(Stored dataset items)

^^^^^^^^^^^^^^^^

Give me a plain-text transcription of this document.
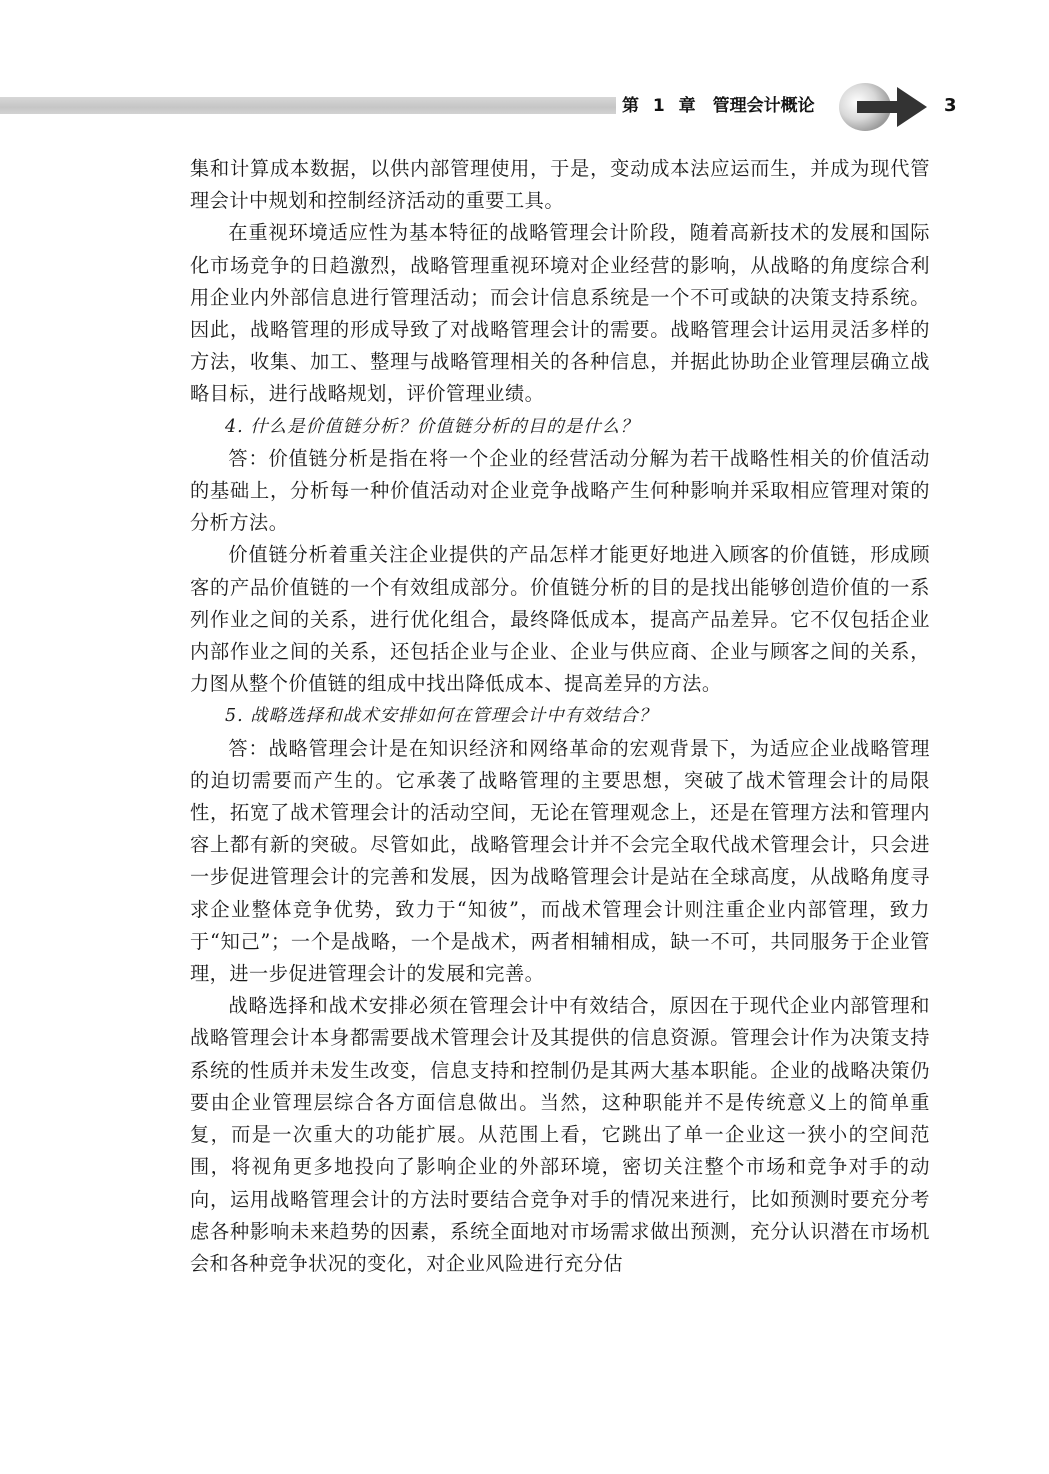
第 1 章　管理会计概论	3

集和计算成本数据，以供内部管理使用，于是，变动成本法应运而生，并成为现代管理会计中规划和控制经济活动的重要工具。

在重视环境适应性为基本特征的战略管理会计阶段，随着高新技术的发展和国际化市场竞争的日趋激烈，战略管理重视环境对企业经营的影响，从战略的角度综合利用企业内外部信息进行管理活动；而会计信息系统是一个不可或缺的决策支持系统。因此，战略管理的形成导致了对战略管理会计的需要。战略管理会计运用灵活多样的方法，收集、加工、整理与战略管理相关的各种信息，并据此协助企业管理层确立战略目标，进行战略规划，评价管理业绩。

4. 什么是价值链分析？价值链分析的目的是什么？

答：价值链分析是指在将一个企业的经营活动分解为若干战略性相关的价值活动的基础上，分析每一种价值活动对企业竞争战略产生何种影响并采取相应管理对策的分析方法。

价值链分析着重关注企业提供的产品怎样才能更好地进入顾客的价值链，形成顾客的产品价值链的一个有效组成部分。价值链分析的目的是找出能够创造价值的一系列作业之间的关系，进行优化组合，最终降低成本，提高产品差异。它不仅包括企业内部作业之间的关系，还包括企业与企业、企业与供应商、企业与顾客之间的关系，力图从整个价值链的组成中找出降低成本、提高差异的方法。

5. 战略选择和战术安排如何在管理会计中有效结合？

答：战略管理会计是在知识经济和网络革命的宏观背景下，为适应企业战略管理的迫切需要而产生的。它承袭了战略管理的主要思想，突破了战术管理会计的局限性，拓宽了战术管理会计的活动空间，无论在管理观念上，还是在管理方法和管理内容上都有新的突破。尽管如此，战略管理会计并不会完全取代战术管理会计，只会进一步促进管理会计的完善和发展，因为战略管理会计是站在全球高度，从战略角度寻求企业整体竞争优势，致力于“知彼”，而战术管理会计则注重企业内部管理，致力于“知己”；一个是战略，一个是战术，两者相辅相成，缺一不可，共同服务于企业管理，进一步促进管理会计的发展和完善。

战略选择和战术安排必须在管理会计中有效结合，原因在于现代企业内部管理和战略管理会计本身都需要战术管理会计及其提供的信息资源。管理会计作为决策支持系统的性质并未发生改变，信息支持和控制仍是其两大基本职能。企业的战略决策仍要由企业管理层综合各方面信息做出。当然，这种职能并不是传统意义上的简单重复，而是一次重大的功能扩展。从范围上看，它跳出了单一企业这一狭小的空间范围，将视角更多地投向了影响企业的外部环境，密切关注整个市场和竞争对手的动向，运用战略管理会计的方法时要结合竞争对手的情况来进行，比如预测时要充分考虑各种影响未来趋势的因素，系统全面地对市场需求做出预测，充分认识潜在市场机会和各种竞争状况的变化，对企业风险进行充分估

^^^^^^^^^^^^^^^^

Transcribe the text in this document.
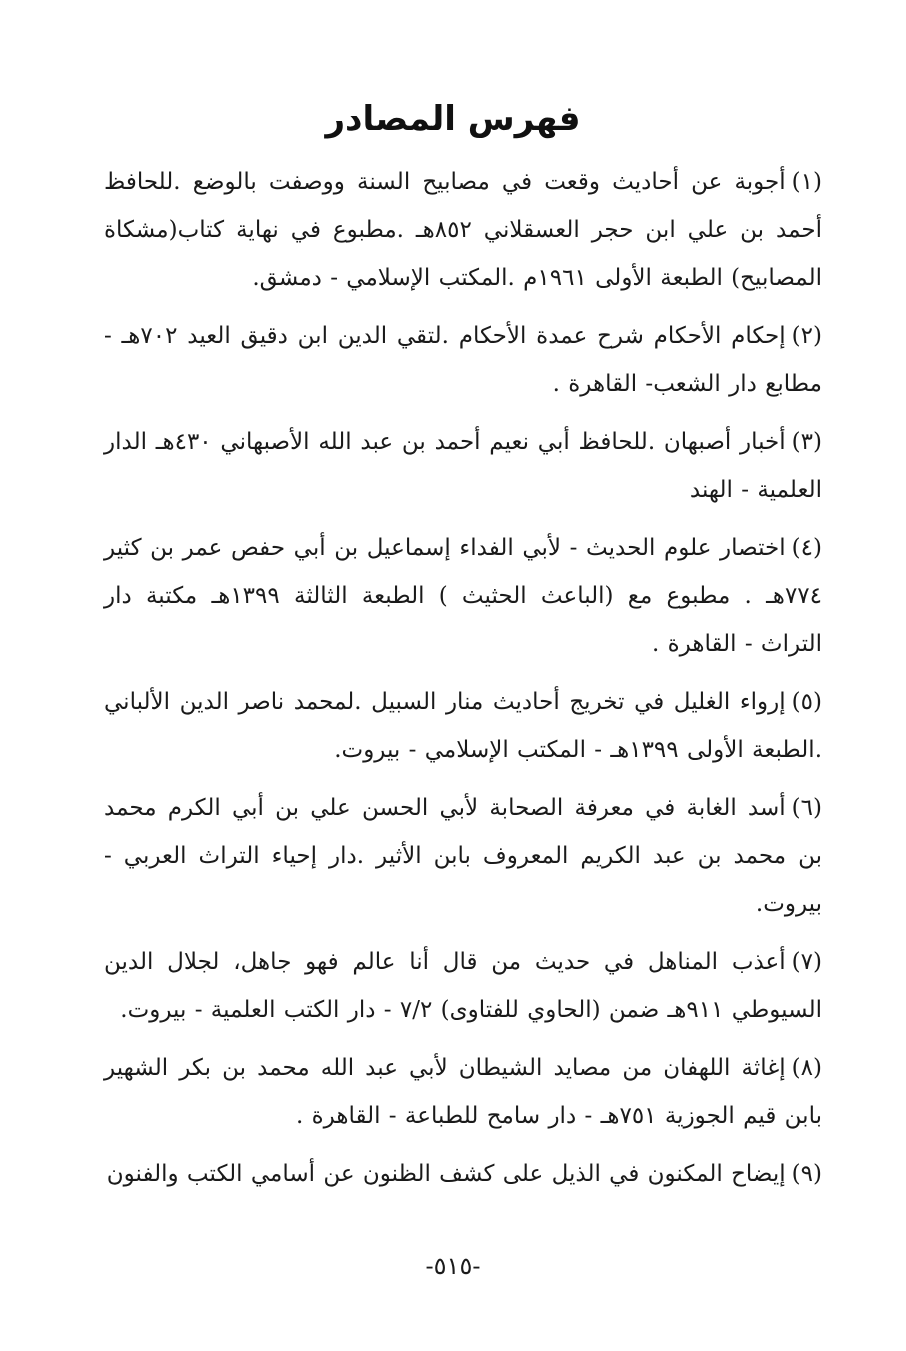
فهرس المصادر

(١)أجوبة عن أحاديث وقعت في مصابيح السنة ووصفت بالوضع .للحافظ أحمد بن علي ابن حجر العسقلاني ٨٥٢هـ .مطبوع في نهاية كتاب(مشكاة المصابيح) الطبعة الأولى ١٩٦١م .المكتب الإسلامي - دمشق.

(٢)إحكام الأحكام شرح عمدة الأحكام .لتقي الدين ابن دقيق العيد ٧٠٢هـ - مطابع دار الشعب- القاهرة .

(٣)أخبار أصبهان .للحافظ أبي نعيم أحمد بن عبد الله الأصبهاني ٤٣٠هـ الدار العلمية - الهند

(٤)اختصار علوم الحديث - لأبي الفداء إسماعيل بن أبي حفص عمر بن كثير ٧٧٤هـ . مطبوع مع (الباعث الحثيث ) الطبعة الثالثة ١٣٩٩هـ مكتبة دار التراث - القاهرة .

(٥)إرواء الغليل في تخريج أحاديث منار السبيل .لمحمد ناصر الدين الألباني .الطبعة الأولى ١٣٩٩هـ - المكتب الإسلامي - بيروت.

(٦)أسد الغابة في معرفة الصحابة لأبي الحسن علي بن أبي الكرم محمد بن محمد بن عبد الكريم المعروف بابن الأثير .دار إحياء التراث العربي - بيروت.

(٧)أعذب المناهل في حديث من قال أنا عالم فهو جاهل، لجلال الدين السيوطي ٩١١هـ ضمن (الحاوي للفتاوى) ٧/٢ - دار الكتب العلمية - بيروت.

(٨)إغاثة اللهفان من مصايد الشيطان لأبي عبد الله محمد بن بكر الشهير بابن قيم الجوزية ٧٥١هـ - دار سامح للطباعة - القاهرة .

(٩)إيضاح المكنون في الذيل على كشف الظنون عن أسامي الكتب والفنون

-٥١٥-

^^^^^^^^^^^^^^^^

#### Exercise directions:
From the entries above, extract each line containing "لأبي".

#### Full output:
(٤)اختصار علوم الحديث - لأبي الفداء إسماعيل بن أبي حفص عمر بن كثير ٧٧٤هـ . مطبوع مع (الباعث الحثيث ) الطبعة الثالثة ١٣٩٩هـ مكتبة دار التراث - القاهرة .
(٦)أسد الغابة في معرفة الصحابة لأبي الحسن علي بن أبي الكرم محمد بن محمد بن عبد الكريم المعروف بابن الأثير .دار إحياء التراث العربي - بيروت.
(٨)إغاثة اللهفان من مصايد الشيطان لأبي عبد الله محمد بن بكر الشهير بابن قيم الجوزية ٧٥١هـ - دار سامح للطباعة - القاهرة .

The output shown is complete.